──────── PASSAGE

# Lux-RC L312 single XP-G project...advice?



## chelboed (Jul 29, 2005)

Alrighty...I ordered my triple...but I was just too dadgum tempted to get the single. Such a good price! I ordered one and I'm thinking about making an even more miniature light.

-Single XP-G
-Integrated driver
-14.6mm diameter board

I want to keep the thing as small as possible...but I don't wanna kill the functionality of it.

1. Optics: I'm looking at the Ledil Tina 16.1mm diameter optics. Will this work out well do you think?

2. What kind of run time will I be looking at with a 7.4v 2500 mAh pack versus a 900 mAh pack?

I'm thinking about sticking with the "Hex Bar" design for now to keep it Koo. This one will have to be 0.75" hex bar giving me ~ 1.5mm of wall thickness from flat-to-flat and a couple more from corner to corner. May just do the silicone on this one...I'll have to see how much room I actually have to drill and tap for a face cap.

So yeah...I guess mainly for now I want some advice on whether or not the optics will be decent enough...and runtime. (as my triple isn't finished...this project will be a while...but the gutz are ordered:thumbsup: )

http://www.lux-rc.com/view.php?p=content/showcase/L30/order

http://www.lux-rc.com/content/showcase/L30/L312PCB-EN-120418.pdf










One more thing...since this is only a single XP-G...could I do only around 3/4" to 1" length with 3 sets of 2 fins for cooling?


----------



## troutie-mtb (Sep 20, 2007)

your main problem will be mounting the optic , you will need to remove the holder from Tina and just seat the optic on the led .
so keeping it in the correct position will be a bit of an issue.

the Tina is OK not great not bad you would get a better beam if you stuck with a 20 mm optic


----------



## Jim Z in VT (Sep 9, 2007)

I have some double Tina XPGs in the works. Hopefully some beamshots coming...soon? I only seem to manage 10 or 15 minutes of work on them a couple times a week lately before I'm on to "more important" chores, so maybe not so soon :-(

The holders are annoying to work with. Difficult to pop the optic out, and _much_ modification to the base is needed to get it to sit over the wires and solder blobs, even on a simple 10mm square board. Perhaps it is meant for the 10mm round, or ??? I cannot see getting the holder to work with the Quazzle board.

────────────────
──────── ROWS

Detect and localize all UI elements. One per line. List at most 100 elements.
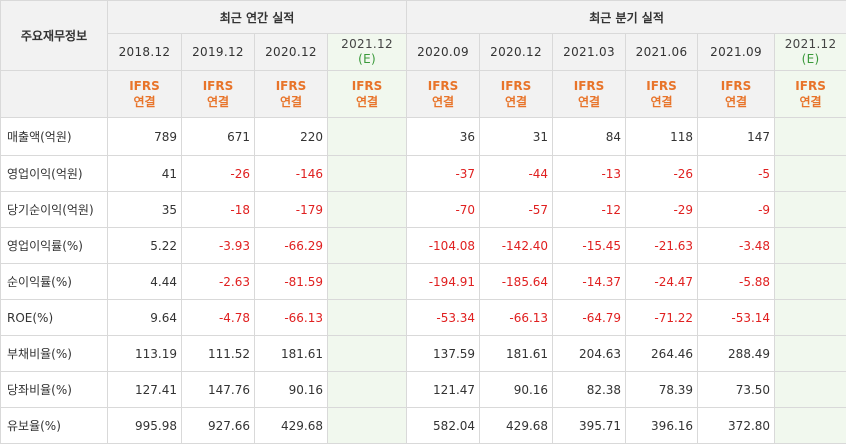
value-cell: -70 (406, 191, 481, 228)
value-cell: 927.66 (181, 407, 255, 444)
period-label: 2021.12 (341, 37, 393, 51)
group-header-quarterly: 최근 분기 실적 (406, 0, 846, 34)
value-cell: 31 (479, 117, 554, 156)
value-cell (326, 191, 408, 228)
value-cell: 113.19 (107, 335, 182, 372)
value-cell (774, 371, 846, 408)
value-cell: 5.22 (107, 227, 182, 264)
value-cell: -185.64 (479, 263, 554, 300)
value-cell: 220 (254, 117, 328, 156)
value-cell: 396.16 (625, 407, 699, 444)
value-cell: -179 (254, 191, 328, 228)
period-label: 2020.12 (265, 45, 317, 59)
period-label: 2018.12 (118, 45, 171, 59)
value-cell: -66.13 (254, 299, 328, 336)
value-cell: 147.76 (181, 371, 255, 408)
value-cell: 78.39 (625, 371, 699, 408)
period-header: 2021.12 (E) (774, 33, 846, 71)
table-header: 주요재무정보 최근 연간 실적 최근 분기 실적 2018.12 2019.12 2… (0, 0, 846, 118)
table-row: 매출액(억원) 789 671 220 36 31 84 118 147 (0, 117, 846, 156)
value-cell (326, 117, 408, 156)
period-label: 2020.12 (490, 45, 542, 59)
value-cell (774, 299, 846, 336)
basis-header: IFRS 연결 (552, 70, 627, 118)
value-cell (326, 155, 408, 192)
value-cell: 4.44 (107, 263, 182, 300)
basis-bottom-label: 연결 (799, 95, 822, 109)
row-label: 영업이익률(%) (0, 227, 108, 264)
value-cell: 9.64 (107, 299, 182, 336)
basis-bottom-label: 연결 (578, 95, 601, 109)
value-cell: 82.38 (552, 371, 627, 408)
value-cell: -15.45 (552, 227, 627, 264)
value-cell: 90.16 (479, 371, 554, 408)
row-label: 매출액(억원) (0, 117, 108, 156)
table-row: 당기순이익(억원) 35 -18 -179 -70 -57 -12 -29 -9 (0, 191, 846, 228)
basis-top-label: IFRS (573, 79, 605, 93)
estimate-mark: (E) (358, 52, 376, 66)
value-cell: 181.61 (479, 335, 554, 372)
value-cell: -26 (181, 155, 255, 192)
period-label: 2021.09 (710, 45, 762, 59)
value-cell: -3.48 (697, 227, 776, 264)
value-cell (326, 407, 408, 444)
period-label: 2019.12 (192, 45, 244, 59)
period-label: 2020.09 (417, 45, 469, 59)
basis-top-label: IFRS (351, 79, 383, 93)
basis-bottom-label: 연결 (133, 95, 156, 109)
value-cell: -53.14 (697, 299, 776, 336)
basis-bottom-label: 연결 (279, 95, 303, 109)
value-cell: -66.29 (254, 227, 328, 264)
value-cell (774, 155, 846, 192)
basis-header: IFRS 연결 (406, 70, 481, 118)
value-cell (326, 227, 408, 264)
basis-header: IFRS 연결 (774, 70, 846, 118)
value-cell: -18 (181, 191, 255, 228)
row-label: 순이익률(%) (0, 263, 108, 300)
value-cell: 73.50 (697, 371, 776, 408)
basis-top-label: IFRS (720, 79, 752, 93)
value-cell: -71.22 (625, 299, 699, 336)
table-row: 부채비율(%) 113.19 111.52 181.61 137.59 181.61 204… (0, 335, 846, 372)
value-cell (326, 335, 408, 372)
value-cell: 395.71 (552, 407, 627, 444)
corner-label: 주요재무정보 (0, 0, 108, 71)
basis-header: IFRS 연결 (254, 70, 328, 118)
basis-bottom-label: 연결 (206, 95, 230, 109)
basis-bottom-label: 연결 (725, 95, 748, 109)
value-cell: -26 (625, 155, 699, 192)
value-cell: 118 (625, 117, 699, 156)
value-cell: -14.37 (552, 263, 627, 300)
value-cell: 264.46 (625, 335, 699, 372)
value-cell: 288.49 (697, 335, 776, 372)
row-label: 부채비율(%) (0, 335, 108, 372)
basis-header: IFRS 연결 (479, 70, 554, 118)
period-header: 2020.12 (479, 33, 554, 71)
value-cell: -5.88 (697, 263, 776, 300)
period-label: 2021.03 (563, 45, 615, 59)
period-label: 2021.12 (784, 37, 837, 51)
period-header: 2020.12 (254, 33, 328, 71)
table-row: ROE(%) 9.64 -4.78 -66.13 -53.34 -66.13 -64.79-… (0, 299, 846, 336)
value-cell: -5 (697, 155, 776, 192)
basis-header-row: IFRS 연결 IFRS 연결 IFRS 연결 IFRS 연결 IFRS 연결 IFRS 연결 IFRS… (0, 70, 846, 118)
value-cell: 429.68 (479, 407, 554, 444)
table-body: 매출액(억원) 789 671 220 36 31 84 118 147 영업이익(억원) 41 -2… (0, 117, 846, 444)
value-cell: -12 (552, 191, 627, 228)
value-cell (326, 371, 408, 408)
value-cell: -146 (254, 155, 328, 192)
value-cell: 582.04 (406, 407, 481, 444)
basis-header: IFRS 연결 (107, 70, 182, 118)
basis-top-label: IFRS (275, 79, 307, 93)
value-cell: -2.63 (181, 263, 255, 300)
basis-header: IFRS 연결 (625, 70, 699, 118)
value-cell: -64.79 (552, 299, 627, 336)
row-label: 유보율(%) (0, 407, 108, 444)
table-row: 유보율(%) 995.98 927.66 429.68 582.04 429.68 395.… (0, 407, 846, 444)
value-cell: -9 (697, 191, 776, 228)
basis-bottom-label: 연결 (432, 95, 455, 109)
basis-top-label: IFRS (129, 79, 160, 93)
value-cell: 41 (107, 155, 182, 192)
value-cell (774, 117, 846, 156)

────────────────

_TO-DO LIST_
a – In the LED light thread, how would you render the sentence "The holders are annoying to work with." in Spanish?
b – Could you extend the LED light thread past its final sentence by writing the part that comes next?

_ANSWERS FOR THE TASKS_
a – Es molesto trabajar con los soportes.

b –
Judging by Troutie's beam shots, the 20mm optics will give a better quality beam, at least with XPG. His XPE beamshots look better.

JZ


----------



## chelboed (Jul 29, 2005)

Maybe a reflector then?


----------



## jmitchell13 (Nov 20, 2005)

*Runtime calculation*

Unless you use more than one of these I don't see it being too useful for mtbing. Walking or hiking, sure. You could even use it as an emergency backup incase your main light goes out during a ride.

Your hex tripple is pretty small already. I don't see the value in trying to make something even smaller when you reduce the light output by 66%.

Here's how to calcualate run time:
First calculate the Battery WattHrs:
Battery Capacity x Battery Voltage (2.5AHr x 7.4V = 18.5WattHrs)

Then, calculate the LED Watts:
LED Current x Forward Voltage / Driver Efficiency (1.1A x 3.5V / .96) = 4.01Watts)

Now divide the battery watt hours by the led watts to get run time:
(18.5 / 4.01 = *4.6Hrs*)

Note:
- I used amps instead of milliamps, just divide mA by 1000 to get A.
- Be sure to use the forward voltage appropriate for the current you're driving the LED at, can be found on the datasheet from Cree.
- This is just an estimate, your actual runtime will likely be less due to many factors.


----------



## chelboed (Jul 29, 2005)

I think it may depend on the trail that I will be frequenting...but I see your point. I was however impressed with my U**Fire R5 from DX. I could have definitely ridden with that strapped to my helmet if it were a tad less "spotty". Maybe I can either find a happy medium on the optics...or just build it into an EDC flashlight.

The R5 is quite the little emitter...but going from a dual P7 setup...I do agree that I may be a little under-gunned on my normal local trail network.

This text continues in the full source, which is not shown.